**Requirements**
Go through the data below and gather each line containing "CMEs".

**Records to use**

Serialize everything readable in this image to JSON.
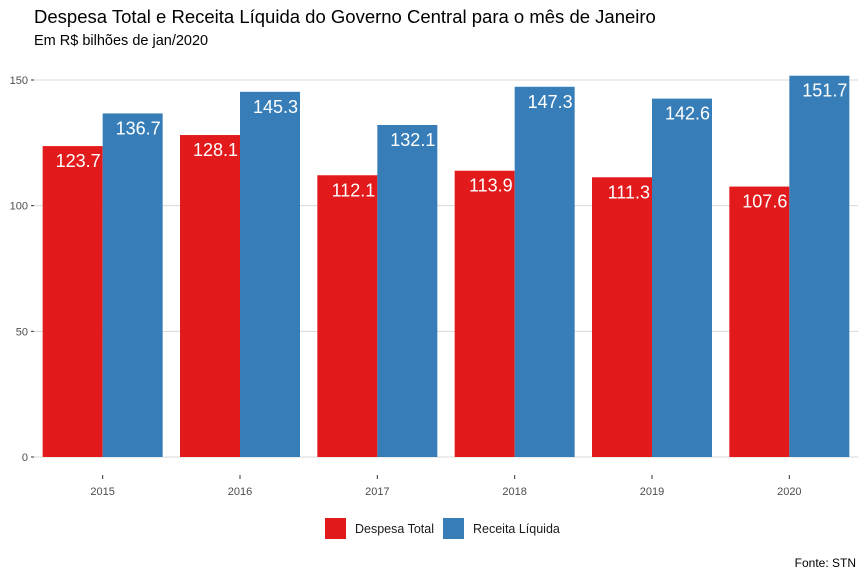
{
  "chart_data": {
    "type": "bar",
    "title": "Despesa Total e Receita Líquida do Governo Central para o mês de Janeiro",
    "subtitle": "Em R$ bilhões de jan/2020",
    "xlabel": "",
    "ylabel": "",
    "categories": [
      "2015",
      "2016",
      "2017",
      "2018",
      "2019",
      "2020"
    ],
    "series": [
      {
        "name": "Despesa Total",
        "color": "#e31a1c",
        "values": [
          123.7,
          128.1,
          112.1,
          113.9,
          111.3,
          107.6
        ]
      },
      {
        "name": "Receita Líquida",
        "color": "#377eb8",
        "values": [
          136.7,
          145.3,
          132.1,
          147.3,
          142.6,
          151.7
        ]
      }
    ],
    "data_labels": [
      [
        "123.7",
        "128.1",
        "112.1",
        "113.9",
        "111.3",
        "107.6"
      ],
      [
        "136.7",
        "145.3",
        "132.1",
        "147.3",
        "142.6",
        "151.7"
      ]
    ],
    "yticks": [
      0,
      50,
      100,
      150
    ],
    "ylim": [
      0,
      150
    ],
    "grid": "horizontal",
    "legend_position": "bottom",
    "caption": "Fonte: STN"
  }
}
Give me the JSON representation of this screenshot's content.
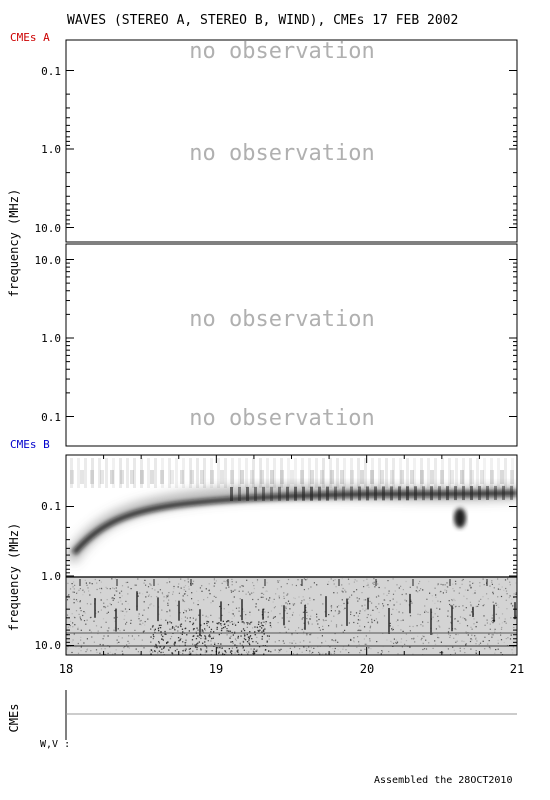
{
  "title": "WAVES (STEREO A, STEREO B, WIND), CMEs  17 FEB 2002",
  "footer": "Assembled the 28OCT2010",
  "colors": {
    "stereo_a_label": "#cc0000",
    "stereo_b_label": "#0000cc",
    "frame": "#000000",
    "no_observation": "#b0b0b0",
    "cme_baseline": "#999999"
  },
  "chart_data": [
    {
      "type": "heatmap",
      "panel": "STEREO A",
      "label": "CMEs A",
      "ylabel": "frequency (MHz)",
      "y_scale": "log",
      "y_direction": "frequency decreasing downward",
      "yticks": [
        "0.1",
        "1.0",
        "10.0"
      ],
      "annotations": [
        "no observation",
        "no observation"
      ],
      "data": "no observation"
    },
    {
      "type": "heatmap",
      "panel": "STEREO B",
      "ylabel": "frequency (MHz)",
      "y_scale": "log",
      "y_direction": "frequency increasing downward",
      "yticks": [
        "10.0",
        "1.0",
        "0.1"
      ],
      "annotations": [
        "no observation",
        "no observation"
      ],
      "data": "no observation"
    },
    {
      "type": "heatmap",
      "panel": "WIND",
      "label": "CMEs B",
      "ylabel": "frequency (MHz)",
      "y_scale": "log",
      "yticks": [
        "0.1",
        "1.0",
        "10.0"
      ],
      "xlim": [
        18,
        21
      ],
      "xticks": [
        "18",
        "19",
        "20",
        "21"
      ],
      "colormap": "white to black (intensity)",
      "features": [
        {
          "name": "type III burst drift",
          "x": [
            18.05,
            18.2,
            18.4,
            18.7,
            19.0,
            19.4,
            19.8,
            20.3,
            20.9
          ],
          "y": [
            0.55,
            0.3,
            0.2,
            0.155,
            0.135,
            0.125,
            0.12,
            0.115,
            0.11
          ]
        },
        {
          "name": "intense spot",
          "x": [
            20.62
          ],
          "y": [
            0.17
          ]
        }
      ]
    },
    {
      "type": "timeline",
      "panel": "CMEs",
      "ylabel": "CMEs",
      "row_label": "W,V :",
      "xlim": [
        18,
        21
      ],
      "events": []
    }
  ]
}
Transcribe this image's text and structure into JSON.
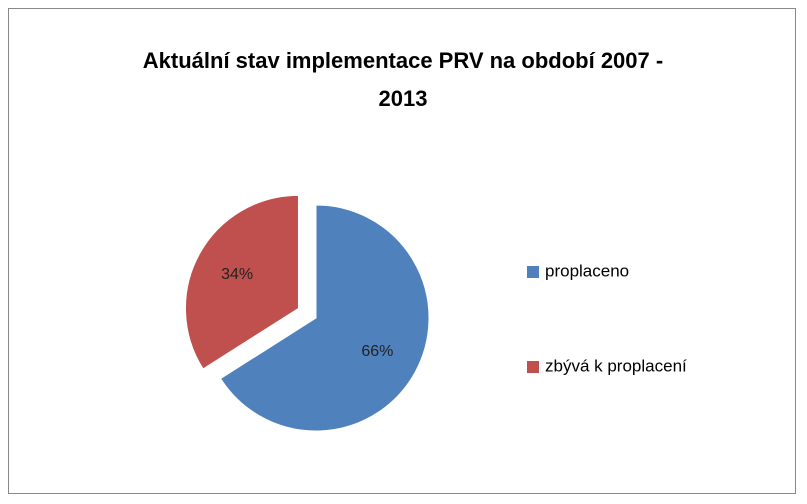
{
  "chart_data": {
    "type": "pie",
    "title": "Aktuální stav implementace PRV na období 2007 - 2013",
    "categories": [
      "proplaceno",
      "zbývá k proplacení"
    ],
    "values": [
      66,
      34
    ],
    "value_labels": [
      "66%",
      "34%"
    ],
    "colors": [
      "#4f81bd",
      "#c0504d"
    ],
    "legend": "right"
  }
}
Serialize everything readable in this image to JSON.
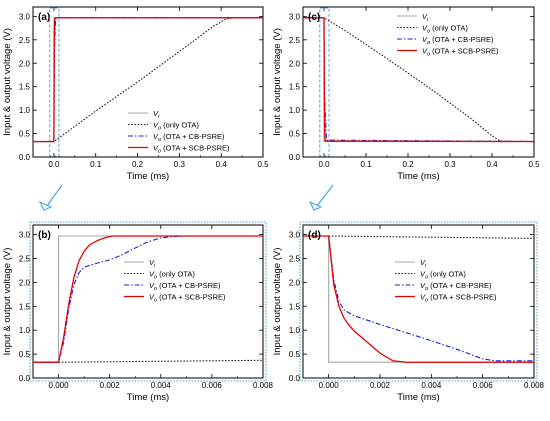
{
  "shared": {
    "ylabel": "Input & output voltage (V)",
    "xlabel": "Time (ms)",
    "colors": {
      "vi": "#a8a8a8",
      "vo_only": "#222222",
      "vo_cb": "#1f1fd6",
      "vo_scb": "#e60000",
      "zoom_box": "#48a8e0"
    },
    "legend_items": [
      {
        "key": "vi",
        "sym": "V",
        "sub": "i",
        "rest": "",
        "style": "solid"
      },
      {
        "key": "vo_only",
        "sym": "V",
        "sub": "o",
        "rest": " (only OTA)",
        "style": "dotted"
      },
      {
        "key": "vo_cb",
        "sym": "V",
        "sub": "o",
        "rest": " (OTA + CB-PSRE)",
        "style": "dashdot"
      },
      {
        "key": "vo_scb",
        "sym": "V",
        "sub": "o",
        "rest": " (OTA + SCB-PSRE)",
        "style": "solid"
      }
    ]
  },
  "chart_data": [
    {
      "type": "line",
      "panel_label": "(a)",
      "xlabel": "Time (ms)",
      "ylabel": "Input & output voltage (V)",
      "xlim": [
        -0.05,
        0.5
      ],
      "ylim": [
        0.0,
        3.2
      ],
      "xticks": [
        0.0,
        0.1,
        0.2,
        0.3,
        0.4,
        0.5
      ],
      "xtick_labels": [
        "0.0",
        "0.1",
        "0.2",
        "0.3",
        "0.4",
        "0.5"
      ],
      "yticks": [
        0.0,
        0.5,
        1.0,
        1.5,
        2.0,
        2.5,
        3.0
      ],
      "ytick_labels": [
        "0.0",
        "0.5",
        "1.0",
        "1.5",
        "2.0",
        "2.5",
        "3.0"
      ],
      "legend_position": "lower-right",
      "zoom_box": {
        "x": [
          -0.01,
          0.012
        ],
        "y": [
          0.0,
          3.2
        ]
      },
      "series": [
        {
          "key": "vi",
          "x": [
            -0.05,
            0.0,
            0.0,
            0.5
          ],
          "y": [
            0.33,
            0.33,
            2.97,
            2.97
          ]
        },
        {
          "key": "vo_only",
          "x": [
            -0.05,
            0.0,
            0.1,
            0.2,
            0.3,
            0.38,
            0.41,
            0.43,
            0.5
          ],
          "y": [
            0.33,
            0.33,
            0.98,
            1.6,
            2.25,
            2.78,
            2.94,
            2.97,
            2.97
          ]
        },
        {
          "key": "vo_cb",
          "x": [
            -0.05,
            0.0,
            0.001,
            0.002,
            0.004,
            0.006,
            0.5
          ],
          "y": [
            0.33,
            0.33,
            2.3,
            2.45,
            2.94,
            2.97,
            2.97
          ]
        },
        {
          "key": "vo_scb",
          "x": [
            -0.05,
            0.0,
            0.001,
            0.002,
            0.003,
            0.5
          ],
          "y": [
            0.33,
            0.33,
            2.55,
            2.94,
            2.97,
            2.97
          ]
        }
      ]
    },
    {
      "type": "line",
      "panel_label": "(c)",
      "xlabel": "Time (ms)",
      "ylabel": "Input & output voltage (V)",
      "xlim": [
        -0.05,
        0.5
      ],
      "ylim": [
        0.0,
        3.2
      ],
      "xticks": [
        0.0,
        0.1,
        0.2,
        0.3,
        0.4,
        0.5
      ],
      "xtick_labels": [
        "0.0",
        "0.1",
        "0.2",
        "0.3",
        "0.4",
        "0.5"
      ],
      "yticks": [
        0.0,
        0.5,
        1.0,
        1.5,
        2.0,
        2.5,
        3.0
      ],
      "ytick_labels": [
        "0.0",
        "0.5",
        "1.0",
        "1.5",
        "2.0",
        "2.5",
        "3.0"
      ],
      "legend_position": "top-right",
      "zoom_box": {
        "x": [
          -0.01,
          0.012
        ],
        "y": [
          0.0,
          3.2
        ]
      },
      "series": [
        {
          "key": "vi",
          "x": [
            -0.05,
            0.0,
            0.0,
            0.5
          ],
          "y": [
            2.97,
            2.97,
            0.33,
            0.33
          ]
        },
        {
          "key": "vo_only",
          "x": [
            -0.05,
            0.0,
            0.05,
            0.15,
            0.25,
            0.35,
            0.4,
            0.42,
            0.5
          ],
          "y": [
            2.97,
            2.97,
            2.7,
            2.1,
            1.48,
            0.82,
            0.45,
            0.34,
            0.33
          ]
        },
        {
          "key": "vo_cb",
          "x": [
            -0.05,
            0.0,
            0.001,
            0.004,
            0.006,
            0.5
          ],
          "y": [
            2.97,
            2.97,
            1.35,
            0.75,
            0.36,
            0.33
          ]
        },
        {
          "key": "vo_scb",
          "x": [
            -0.05,
            0.0,
            0.001,
            0.002,
            0.003,
            0.5
          ],
          "y": [
            2.97,
            2.97,
            1.0,
            0.45,
            0.34,
            0.33
          ]
        }
      ]
    },
    {
      "type": "line",
      "panel_label": "(b)",
      "xlabel": "Time (ms)",
      "ylabel": "Input & output voltage (V)",
      "xlim": [
        -0.001,
        0.008
      ],
      "ylim": [
        0.0,
        3.2
      ],
      "xticks": [
        0.0,
        0.002,
        0.004,
        0.006,
        0.008
      ],
      "xtick_labels": [
        "0.000",
        "0.002",
        "0.004",
        "0.006",
        "0.008"
      ],
      "yticks": [
        0.0,
        0.5,
        1.0,
        1.5,
        2.0,
        2.5,
        3.0
      ],
      "ytick_labels": [
        "0.0",
        "0.5",
        "1.0",
        "1.5",
        "2.0",
        "2.5",
        "3.0"
      ],
      "legend_position": "center-right",
      "series": [
        {
          "key": "vi",
          "x": [
            -0.001,
            0.0,
            0.0,
            0.008
          ],
          "y": [
            0.33,
            0.33,
            2.97,
            2.97
          ]
        },
        {
          "key": "vo_only",
          "x": [
            -0.001,
            0.0,
            0.008
          ],
          "y": [
            0.33,
            0.33,
            0.37
          ]
        },
        {
          "key": "vo_cb",
          "x": [
            -0.001,
            0.0,
            0.0002,
            0.0004,
            0.0006,
            0.0008,
            0.001,
            0.0015,
            0.002,
            0.0025,
            0.003,
            0.0035,
            0.004,
            0.0045,
            0.005,
            0.006,
            0.008
          ],
          "y": [
            0.33,
            0.33,
            0.75,
            1.45,
            1.95,
            2.2,
            2.32,
            2.4,
            2.47,
            2.58,
            2.72,
            2.85,
            2.93,
            2.96,
            2.97,
            2.97,
            2.97
          ]
        },
        {
          "key": "vo_scb",
          "x": [
            -0.001,
            0.0,
            0.0002,
            0.0004,
            0.0006,
            0.0008,
            0.001,
            0.0012,
            0.0015,
            0.0018,
            0.002,
            0.0022,
            0.0025,
            0.003,
            0.008
          ],
          "y": [
            0.33,
            0.33,
            0.85,
            1.55,
            2.1,
            2.45,
            2.65,
            2.78,
            2.87,
            2.93,
            2.96,
            2.97,
            2.97,
            2.97,
            2.97
          ]
        }
      ]
    },
    {
      "type": "line",
      "panel_label": "(d)",
      "xlabel": "Time (ms)",
      "ylabel": "Input & output voltage (V)",
      "xlim": [
        -0.001,
        0.008
      ],
      "ylim": [
        0.0,
        3.2
      ],
      "xticks": [
        0.0,
        0.002,
        0.004,
        0.006,
        0.008
      ],
      "xtick_labels": [
        "0.000",
        "0.002",
        "0.004",
        "0.006",
        "0.008"
      ],
      "yticks": [
        0.0,
        0.5,
        1.0,
        1.5,
        2.0,
        2.5,
        3.0
      ],
      "ytick_labels": [
        "0.0",
        "0.5",
        "1.0",
        "1.5",
        "2.0",
        "2.5",
        "3.0"
      ],
      "legend_position": "center-right",
      "series": [
        {
          "key": "vi",
          "x": [
            -0.001,
            0.0,
            0.0,
            0.008
          ],
          "y": [
            2.97,
            2.97,
            0.33,
            0.33
          ]
        },
        {
          "key": "vo_only",
          "x": [
            -0.001,
            0.0,
            0.008
          ],
          "y": [
            2.97,
            2.97,
            2.92
          ]
        },
        {
          "key": "vo_cb",
          "x": [
            -0.001,
            0.0,
            0.0001,
            0.0002,
            0.0004,
            0.0006,
            0.0008,
            0.001,
            0.002,
            0.003,
            0.004,
            0.005,
            0.006,
            0.0065,
            0.008
          ],
          "y": [
            2.97,
            2.97,
            2.5,
            2.05,
            1.6,
            1.42,
            1.36,
            1.3,
            1.12,
            0.95,
            0.78,
            0.6,
            0.4,
            0.36,
            0.36
          ]
        },
        {
          "key": "vo_scb",
          "x": [
            -0.001,
            0.0,
            0.0001,
            0.0002,
            0.0004,
            0.0006,
            0.0008,
            0.001,
            0.0015,
            0.002,
            0.0025,
            0.003,
            0.008
          ],
          "y": [
            2.97,
            2.97,
            2.45,
            1.95,
            1.5,
            1.25,
            1.1,
            0.98,
            0.75,
            0.52,
            0.36,
            0.33,
            0.33
          ]
        }
      ]
    }
  ]
}
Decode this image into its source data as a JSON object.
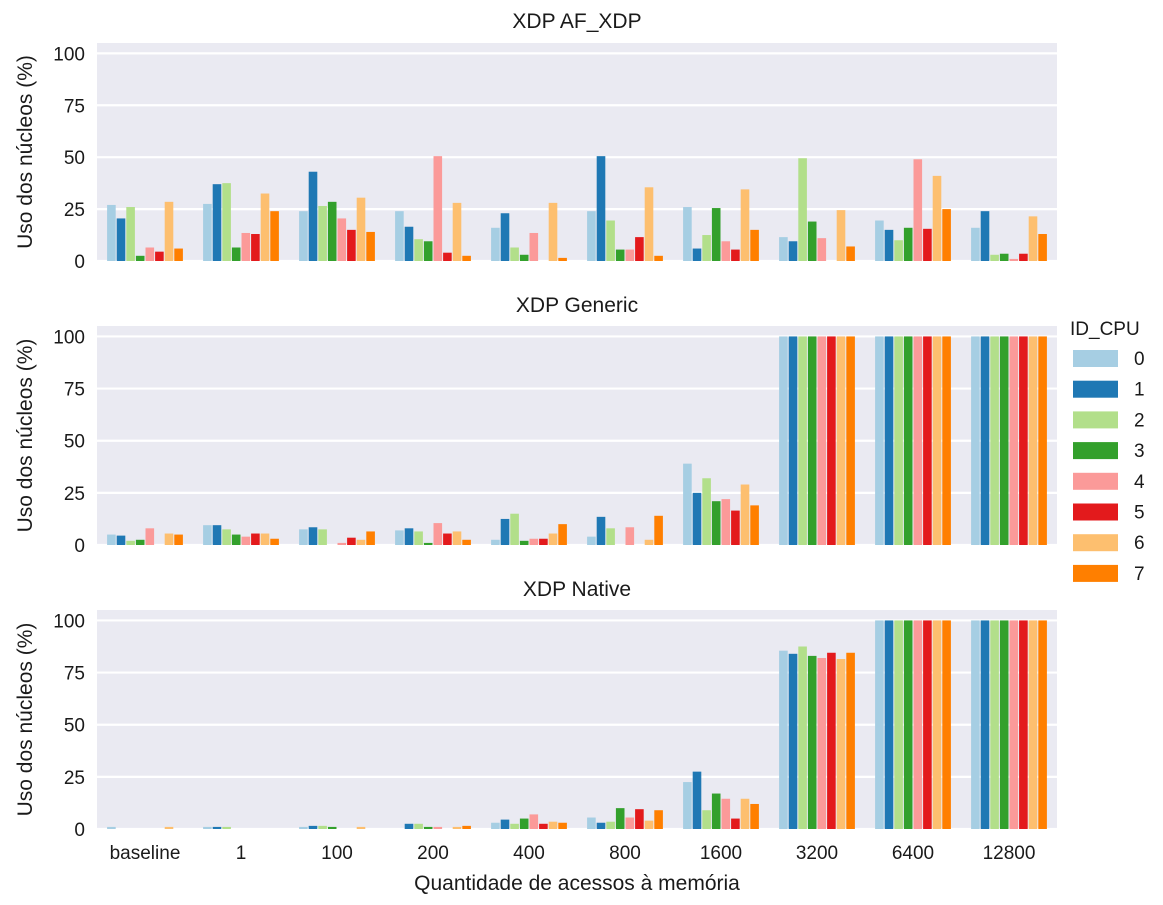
{
  "chart_data": {
    "type": "bar",
    "xlabel": "Quantidade de acessos à memória",
    "ylabel": "Uso dos núcleos (%)",
    "categories": [
      "baseline",
      "1",
      "100",
      "200",
      "400",
      "800",
      "1600",
      "3200",
      "6400",
      "12800"
    ],
    "ylim": [
      0,
      105
    ],
    "yticks": [
      0,
      25,
      50,
      75,
      100
    ],
    "grid": true,
    "legend": {
      "title": "ID_CPU",
      "placement": "right",
      "entries": [
        "0",
        "1",
        "2",
        "3",
        "4",
        "5",
        "6",
        "7"
      ],
      "colors": [
        "#a6cee3",
        "#1f78b4",
        "#b2df8a",
        "#33a02c",
        "#fb9a99",
        "#e31a1c",
        "#fdbf6f",
        "#ff7f00"
      ]
    },
    "panels": [
      {
        "title": "XDP AF_XDP",
        "series": [
          {
            "name": "0",
            "values": [
              27,
              27.5,
              24,
              24,
              16,
              24,
              26,
              11.5,
              19.5,
              16
            ]
          },
          {
            "name": "1",
            "values": [
              20.5,
              37,
              43,
              16.5,
              23,
              50.5,
              6,
              9.5,
              15,
              24
            ]
          },
          {
            "name": "2",
            "values": [
              26,
              37.5,
              26.5,
              10.5,
              6.5,
              19.5,
              12.5,
              49.5,
              10,
              3
            ]
          },
          {
            "name": "3",
            "values": [
              2.5,
              6.5,
              28.5,
              9.5,
              3,
              5.5,
              25.5,
              19,
              16,
              3.5
            ]
          },
          {
            "name": "4",
            "values": [
              6.5,
              13.5,
              20.5,
              50.5,
              13.5,
              5.5,
              9.5,
              11,
              49,
              1
            ]
          },
          {
            "name": "5",
            "values": [
              4.5,
              13,
              15,
              4,
              0,
              11.5,
              5.5,
              0,
              15.5,
              3.5
            ]
          },
          {
            "name": "6",
            "values": [
              28.5,
              32.5,
              30.5,
              28,
              28,
              35.5,
              34.5,
              24.5,
              41,
              21.5
            ]
          },
          {
            "name": "7",
            "values": [
              6,
              24,
              14,
              2.5,
              1.5,
              2.5,
              15,
              7,
              25,
              13
            ]
          }
        ]
      },
      {
        "title": "XDP Generic",
        "series": [
          {
            "name": "0",
            "values": [
              5,
              9.5,
              7.5,
              7,
              2.5,
              4,
              39,
              100,
              100,
              100
            ]
          },
          {
            "name": "1",
            "values": [
              4.5,
              9.5,
              8.5,
              8,
              12.5,
              13.5,
              25,
              100,
              100,
              100
            ]
          },
          {
            "name": "2",
            "values": [
              2,
              7.5,
              7.5,
              6.5,
              15,
              8,
              32,
              100,
              100,
              100
            ]
          },
          {
            "name": "3",
            "values": [
              2.5,
              5,
              0,
              1,
              2,
              0,
              21,
              100,
              100,
              100
            ]
          },
          {
            "name": "4",
            "values": [
              8,
              4,
              1,
              10.5,
              3,
              8.5,
              22,
              100,
              100,
              100
            ]
          },
          {
            "name": "5",
            "values": [
              0,
              5.5,
              3.5,
              5.5,
              3,
              0,
              16.5,
              100,
              100,
              100
            ]
          },
          {
            "name": "6",
            "values": [
              5.5,
              5.5,
              2.5,
              6.5,
              5.5,
              2.5,
              29,
              100,
              100,
              100
            ]
          },
          {
            "name": "7",
            "values": [
              5,
              3,
              6.5,
              2.5,
              10,
              14,
              19,
              100,
              100,
              100
            ]
          }
        ]
      },
      {
        "title": "XDP Native",
        "series": [
          {
            "name": "0",
            "values": [
              1,
              1,
              1,
              0,
              3,
              5.5,
              22.5,
              85.5,
              100,
              100
            ]
          },
          {
            "name": "1",
            "values": [
              0,
              1,
              1.5,
              2.5,
              4.5,
              3,
              27.5,
              84,
              100,
              100
            ]
          },
          {
            "name": "2",
            "values": [
              0,
              1,
              1.5,
              2.5,
              2.5,
              3.5,
              9,
              87.5,
              100,
              100
            ]
          },
          {
            "name": "3",
            "values": [
              0,
              0,
              1,
              1,
              5,
              10,
              17,
              83,
              100,
              100
            ]
          },
          {
            "name": "4",
            "values": [
              0,
              0,
              0,
              1,
              7,
              5.5,
              14.5,
              82,
              100,
              100
            ]
          },
          {
            "name": "5",
            "values": [
              0,
              0,
              0,
              0,
              2.5,
              9.5,
              5,
              84.5,
              100,
              100
            ]
          },
          {
            "name": "6",
            "values": [
              1,
              0,
              1,
              1,
              3.5,
              4,
              14.5,
              81.5,
              100,
              100
            ]
          },
          {
            "name": "7",
            "values": [
              0,
              0,
              0,
              1.5,
              3,
              9,
              12,
              84.5,
              100,
              100
            ]
          }
        ]
      }
    ]
  }
}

**Finished answer**
  "title": "WAVES (STEREO A, STEREO B, WIND), CMEs  17 FEB 2002",
      "label": "CMEs A",
      "label": "CMEs B",
      "panel": "CMEs",
      "ylabel": "CMEs",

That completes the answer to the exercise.